ROWS:
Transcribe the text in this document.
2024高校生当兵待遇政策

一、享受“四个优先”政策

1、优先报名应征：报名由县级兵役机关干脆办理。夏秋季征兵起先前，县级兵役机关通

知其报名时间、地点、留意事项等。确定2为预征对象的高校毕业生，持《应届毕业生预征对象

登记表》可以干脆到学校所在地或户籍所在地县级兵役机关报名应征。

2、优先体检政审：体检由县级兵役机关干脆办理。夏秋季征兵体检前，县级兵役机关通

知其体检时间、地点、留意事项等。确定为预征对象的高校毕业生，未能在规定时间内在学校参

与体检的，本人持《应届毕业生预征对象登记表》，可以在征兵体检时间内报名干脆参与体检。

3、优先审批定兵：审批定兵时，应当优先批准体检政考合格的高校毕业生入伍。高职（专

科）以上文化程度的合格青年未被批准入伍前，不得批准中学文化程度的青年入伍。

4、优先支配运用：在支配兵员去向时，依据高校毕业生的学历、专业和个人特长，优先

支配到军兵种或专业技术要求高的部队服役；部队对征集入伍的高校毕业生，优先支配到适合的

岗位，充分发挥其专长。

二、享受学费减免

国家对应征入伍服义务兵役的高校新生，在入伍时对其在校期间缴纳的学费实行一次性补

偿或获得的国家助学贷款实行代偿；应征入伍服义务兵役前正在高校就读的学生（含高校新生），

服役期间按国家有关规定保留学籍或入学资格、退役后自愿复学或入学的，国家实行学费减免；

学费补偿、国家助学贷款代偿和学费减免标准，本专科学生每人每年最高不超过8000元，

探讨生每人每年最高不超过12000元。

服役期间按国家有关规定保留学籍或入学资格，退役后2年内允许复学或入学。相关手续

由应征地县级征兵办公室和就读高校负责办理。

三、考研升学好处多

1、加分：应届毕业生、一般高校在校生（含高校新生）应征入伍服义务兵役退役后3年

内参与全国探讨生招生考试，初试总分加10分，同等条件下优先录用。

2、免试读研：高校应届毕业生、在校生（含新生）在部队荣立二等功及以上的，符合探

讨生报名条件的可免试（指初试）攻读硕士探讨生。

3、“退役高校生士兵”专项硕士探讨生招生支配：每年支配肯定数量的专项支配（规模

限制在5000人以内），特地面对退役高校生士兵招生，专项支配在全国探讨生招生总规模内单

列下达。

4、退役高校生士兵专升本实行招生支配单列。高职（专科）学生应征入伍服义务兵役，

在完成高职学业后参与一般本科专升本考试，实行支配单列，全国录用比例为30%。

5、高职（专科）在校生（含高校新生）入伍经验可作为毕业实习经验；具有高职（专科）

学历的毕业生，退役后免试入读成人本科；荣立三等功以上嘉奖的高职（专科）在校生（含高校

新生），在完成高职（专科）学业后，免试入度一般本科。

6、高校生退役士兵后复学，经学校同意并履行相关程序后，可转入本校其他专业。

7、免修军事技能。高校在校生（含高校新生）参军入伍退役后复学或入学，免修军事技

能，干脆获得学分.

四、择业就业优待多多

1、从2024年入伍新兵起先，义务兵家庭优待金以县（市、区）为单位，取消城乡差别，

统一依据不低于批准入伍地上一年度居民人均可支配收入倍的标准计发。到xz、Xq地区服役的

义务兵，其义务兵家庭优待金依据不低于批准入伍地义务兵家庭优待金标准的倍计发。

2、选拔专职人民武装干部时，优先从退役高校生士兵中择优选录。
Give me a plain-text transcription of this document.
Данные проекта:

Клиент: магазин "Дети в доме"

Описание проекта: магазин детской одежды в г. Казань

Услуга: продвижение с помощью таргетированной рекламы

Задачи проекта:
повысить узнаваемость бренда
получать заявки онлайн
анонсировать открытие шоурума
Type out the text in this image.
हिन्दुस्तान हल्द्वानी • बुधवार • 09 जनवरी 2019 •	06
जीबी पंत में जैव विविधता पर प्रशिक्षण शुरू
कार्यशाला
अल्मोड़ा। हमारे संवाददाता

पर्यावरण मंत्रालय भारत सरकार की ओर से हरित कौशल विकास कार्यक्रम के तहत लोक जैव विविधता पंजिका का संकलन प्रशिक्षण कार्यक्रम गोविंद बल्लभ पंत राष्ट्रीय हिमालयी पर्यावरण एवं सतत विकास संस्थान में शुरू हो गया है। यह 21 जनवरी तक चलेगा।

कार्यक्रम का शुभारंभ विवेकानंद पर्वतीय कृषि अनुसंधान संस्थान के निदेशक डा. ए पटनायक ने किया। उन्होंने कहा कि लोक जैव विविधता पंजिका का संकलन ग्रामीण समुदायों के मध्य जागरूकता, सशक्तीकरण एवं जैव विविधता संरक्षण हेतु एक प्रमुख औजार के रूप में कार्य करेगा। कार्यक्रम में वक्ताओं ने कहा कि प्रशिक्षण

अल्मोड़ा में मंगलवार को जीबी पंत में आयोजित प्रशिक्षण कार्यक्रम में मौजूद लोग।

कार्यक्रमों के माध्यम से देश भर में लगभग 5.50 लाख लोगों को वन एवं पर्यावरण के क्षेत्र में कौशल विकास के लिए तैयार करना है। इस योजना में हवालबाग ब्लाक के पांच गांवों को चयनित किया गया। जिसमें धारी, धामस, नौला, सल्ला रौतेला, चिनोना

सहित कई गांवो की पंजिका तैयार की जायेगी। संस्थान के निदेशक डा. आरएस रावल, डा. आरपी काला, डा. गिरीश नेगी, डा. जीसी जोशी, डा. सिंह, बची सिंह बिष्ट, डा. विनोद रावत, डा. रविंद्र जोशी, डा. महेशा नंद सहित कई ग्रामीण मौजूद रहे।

TASK DESCRIPTION:
Go through the listing above and pull out each line containing the word "text".

OUTPUT FOR THIS TASK:
Transcribe the text in this document.
Give me a plain-text transcription of this document.
Type out the text in this image.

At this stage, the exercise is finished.